Each line should be copied exactly.

——

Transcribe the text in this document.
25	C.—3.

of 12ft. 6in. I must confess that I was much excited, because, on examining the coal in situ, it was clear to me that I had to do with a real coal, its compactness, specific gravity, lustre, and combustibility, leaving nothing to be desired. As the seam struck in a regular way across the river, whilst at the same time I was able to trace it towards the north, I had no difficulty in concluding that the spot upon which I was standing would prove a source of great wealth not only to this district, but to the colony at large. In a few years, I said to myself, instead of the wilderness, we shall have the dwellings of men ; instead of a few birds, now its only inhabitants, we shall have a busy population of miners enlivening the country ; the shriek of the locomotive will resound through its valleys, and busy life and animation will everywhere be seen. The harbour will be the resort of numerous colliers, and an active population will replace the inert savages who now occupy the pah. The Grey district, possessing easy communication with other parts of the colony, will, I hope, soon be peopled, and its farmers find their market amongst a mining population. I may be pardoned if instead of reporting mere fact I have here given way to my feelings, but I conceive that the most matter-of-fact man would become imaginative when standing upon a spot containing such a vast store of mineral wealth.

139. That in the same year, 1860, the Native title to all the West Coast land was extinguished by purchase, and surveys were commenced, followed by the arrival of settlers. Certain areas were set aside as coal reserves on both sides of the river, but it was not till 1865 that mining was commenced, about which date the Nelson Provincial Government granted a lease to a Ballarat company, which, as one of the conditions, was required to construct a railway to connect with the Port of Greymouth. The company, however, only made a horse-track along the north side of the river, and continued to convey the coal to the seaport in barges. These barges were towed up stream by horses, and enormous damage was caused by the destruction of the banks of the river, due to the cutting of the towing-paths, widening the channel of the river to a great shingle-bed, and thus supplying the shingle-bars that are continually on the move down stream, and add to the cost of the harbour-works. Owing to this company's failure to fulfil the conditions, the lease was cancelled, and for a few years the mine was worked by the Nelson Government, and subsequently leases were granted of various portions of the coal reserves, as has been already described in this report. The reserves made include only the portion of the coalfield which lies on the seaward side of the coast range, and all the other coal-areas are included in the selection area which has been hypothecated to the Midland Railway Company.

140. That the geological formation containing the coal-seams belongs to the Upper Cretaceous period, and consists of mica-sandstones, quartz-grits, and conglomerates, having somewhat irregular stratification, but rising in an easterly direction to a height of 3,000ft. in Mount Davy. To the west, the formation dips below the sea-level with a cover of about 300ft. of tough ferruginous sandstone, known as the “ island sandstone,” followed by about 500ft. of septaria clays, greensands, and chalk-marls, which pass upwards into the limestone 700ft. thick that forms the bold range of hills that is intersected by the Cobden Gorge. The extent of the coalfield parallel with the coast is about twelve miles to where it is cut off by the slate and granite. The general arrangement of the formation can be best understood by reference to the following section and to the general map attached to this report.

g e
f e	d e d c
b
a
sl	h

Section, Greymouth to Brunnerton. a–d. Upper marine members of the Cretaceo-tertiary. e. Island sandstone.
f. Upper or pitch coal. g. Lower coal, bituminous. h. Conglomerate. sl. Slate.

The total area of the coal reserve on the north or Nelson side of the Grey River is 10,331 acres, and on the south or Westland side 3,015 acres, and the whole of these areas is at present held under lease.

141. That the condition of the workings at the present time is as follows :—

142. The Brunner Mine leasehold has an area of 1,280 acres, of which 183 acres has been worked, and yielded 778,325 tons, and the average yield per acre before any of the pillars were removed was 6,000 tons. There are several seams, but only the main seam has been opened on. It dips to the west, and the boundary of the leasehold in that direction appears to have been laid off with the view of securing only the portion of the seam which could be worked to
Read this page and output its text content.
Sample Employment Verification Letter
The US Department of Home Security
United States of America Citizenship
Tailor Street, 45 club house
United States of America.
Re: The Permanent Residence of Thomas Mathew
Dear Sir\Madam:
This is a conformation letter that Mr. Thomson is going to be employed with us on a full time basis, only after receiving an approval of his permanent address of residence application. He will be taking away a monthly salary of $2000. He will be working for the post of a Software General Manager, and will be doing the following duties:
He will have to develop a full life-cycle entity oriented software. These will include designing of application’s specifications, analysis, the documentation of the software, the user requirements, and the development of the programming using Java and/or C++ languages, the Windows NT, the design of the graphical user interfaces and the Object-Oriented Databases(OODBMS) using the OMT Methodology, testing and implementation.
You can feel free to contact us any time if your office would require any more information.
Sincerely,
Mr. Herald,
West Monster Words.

——

• [SOLUTION]
Transcribe the text in this document.
25	C.—3.

of 12ft. 6in. I must confess that I was much excited, because, on examining the coal in situ, it was clear to me that I had to do with a real coal, its compactness, specific gravity, lustre, and combustibility, leaving nothing to be desired. As the seam struck in a regular way across the river, whilst at the same time I was able to trace it towards the north, I had no difficulty in concluding that the spot upon which I was standing would prove a source of great wealth not only to this district, but to the colony at large. In a few years, I said to myself, instead of the wilderness, we shall have the dwellings of men ; instead of a few birds, now its only inhabitants, we shall have a busy population of miners enlivening the country ; the shriek of the locomotive will resound through its valleys, and busy life and animation will everywhere be seen. The harbour will be the resort of numerous colliers, and an active population will replace the inert savages who now occupy the pah. The Grey district, possessing easy communication with other parts of the colony, will, I hope, soon be peopled, and its farmers find their market amongst a mining population. I may be pardoned if instead of reporting mere fact I have here given way to my feelings, but I conceive that the most matter-of-fact man would become imaginative when standing upon a spot containing such a vast store of mineral wealth.

139. That in the same year, 1860, the Native title to all the West Coast land was extinguished by purchase, and surveys were commenced, followed by the arrival of settlers. Certain areas were set aside as coal reserves on both sides of the river, but it was not till 1865 that mining was commenced, about which date the Nelson Provincial Government granted a lease to a Ballarat company, which, as one of the conditions, was required to construct a railway to connect with the Port of Greymouth. The company, however, only made a horse-track along the north side of the river, and continued to convey the coal to the seaport in barges. These barges were towed up stream by horses, and enormous damage was caused by the destruction of the banks of the river, due to the cutting of the towing-paths, widening the channel of the river to a great shingle-bed, and thus supplying the shingle-bars that are continually on the move down stream, and add to the cost of the harbour-works. Owing to this company's failure to fulfil the conditions, the lease was cancelled, and for a few years the mine was worked by the Nelson Government, and subsequently leases were granted of various portions of the coal reserves, as has been already described in this report. The reserves made include only the portion of the coalfield which lies on the seaward side of the coast range, and all the other coal-areas are included in the selection area which has been hypothecated to the Midland Railway Company.

140. That the geological formation containing the coal-seams belongs to the Upper Cretaceous period, and consists of mica-sandstones, quartz-grits, and conglomerates, having somewhat irregular stratification, but rising in an easterly direction to a height of 3,000ft. in Mount Davy. To the west, the formation dips below the sea-level with a cover of about 300ft. of tough ferruginous sandstone, known as the “ island sandstone,” followed by about 500ft. of septaria clays, greensands, and chalk-marls, which pass upwards into the limestone 700ft. thick that forms the bold range of hills that is intersected by the Cobden Gorge. The extent of the coalfield parallel with the coast is about twelve miles to where it is cut off by the slate and granite. The general arrangement of the formation can be best understood by reference to the following section and to the general map attached to this report.

g e
f e	d e d c
b
a
sl	h

Section, Greymouth to Brunnerton. a–d. Upper marine members of the Cretaceo-tertiary. e. Island sandstone.
f. Upper or pitch coal. g. Lower coal, bituminous. h. Conglomerate. sl. Slate.

The total area of the coal reserve on the north or Nelson side of the Grey River is 10,331 acres, and on the south or Westland side 3,015 acres, and the whole of these areas is at present held under lease.

141. That the condition of the workings at the present time is as follows :—

142. The Brunner Mine leasehold has an area of 1,280 acres, of which 183 acres has been worked, and yielded 778,325 tons, and the average yield per acre before any of the pillars were removed was 6,000 tons. There are several seams, but only the main seam has been opened on. It dips to the west, and the boundary of the leasehold in that direction appears to have been laid off with the view of securing only the portion of the seam which could be worked to
Read this page and output its text content.
Sample Employment Verification Letter
The US Department of Home Security
United States of America Citizenship
Tailor Street, 45 club house
United States of America.
Re: The Permanent Residence of Thomas Mathew
Dear Sir\Madam:
This is a conformation letter that Mr. Thomson is going to be employed with us on a full time basis, only after receiving an approval of his permanent address of residence application. He will be taking away a monthly salary of $2000. He will be working for the post of a Software General Manager, and will be doing the following duties:
He will have to develop a full life-cycle entity oriented software. These will include designing of application’s specifications, analysis, the documentation of the software, the user requirements, and the development of the programming using Java and/or C++ languages, the Windows NT, the design of the graphical user interfaces and the Object-Oriented Databases(OODBMS) using the OMT Methodology, testing and implementation.
You can feel free to contact us any time if your office would require any more information.
Sincerely,
Mr. Herald,
West Monster Words.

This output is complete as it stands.